Dataset records:

▼

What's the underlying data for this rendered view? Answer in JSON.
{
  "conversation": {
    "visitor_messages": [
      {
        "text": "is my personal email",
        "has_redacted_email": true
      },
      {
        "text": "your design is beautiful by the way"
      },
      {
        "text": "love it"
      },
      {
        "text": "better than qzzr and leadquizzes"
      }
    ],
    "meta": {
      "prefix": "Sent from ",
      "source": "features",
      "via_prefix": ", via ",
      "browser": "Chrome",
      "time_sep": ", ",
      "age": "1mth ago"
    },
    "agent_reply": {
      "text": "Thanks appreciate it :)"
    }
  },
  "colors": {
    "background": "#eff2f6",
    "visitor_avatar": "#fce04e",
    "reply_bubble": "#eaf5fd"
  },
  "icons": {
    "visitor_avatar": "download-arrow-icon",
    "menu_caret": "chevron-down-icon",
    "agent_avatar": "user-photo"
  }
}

▲
▼

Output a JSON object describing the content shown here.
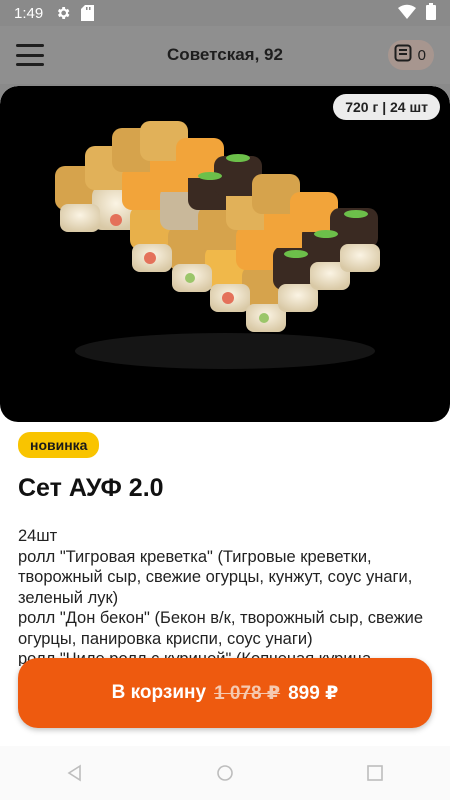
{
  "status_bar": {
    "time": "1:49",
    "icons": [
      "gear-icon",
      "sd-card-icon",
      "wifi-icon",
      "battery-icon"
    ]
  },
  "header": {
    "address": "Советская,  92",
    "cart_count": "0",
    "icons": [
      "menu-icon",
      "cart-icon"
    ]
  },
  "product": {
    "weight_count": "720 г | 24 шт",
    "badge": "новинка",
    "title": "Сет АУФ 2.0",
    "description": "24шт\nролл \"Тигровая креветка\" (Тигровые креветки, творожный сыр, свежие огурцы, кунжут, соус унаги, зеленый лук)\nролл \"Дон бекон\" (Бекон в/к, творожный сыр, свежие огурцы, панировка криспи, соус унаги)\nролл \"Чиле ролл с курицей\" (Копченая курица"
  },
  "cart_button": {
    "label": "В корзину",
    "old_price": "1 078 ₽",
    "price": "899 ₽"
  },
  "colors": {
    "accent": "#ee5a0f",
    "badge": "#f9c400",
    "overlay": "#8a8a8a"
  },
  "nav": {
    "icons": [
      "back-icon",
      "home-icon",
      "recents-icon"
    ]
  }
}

▲

WHAT YOU ARE ASKED TO DO
List all lines above in which the string "JSON" appears.

TASK OUTPUT
What's the underlying data for this rendered view? Answer in JSON.
Output a JSON object describing the content shown here.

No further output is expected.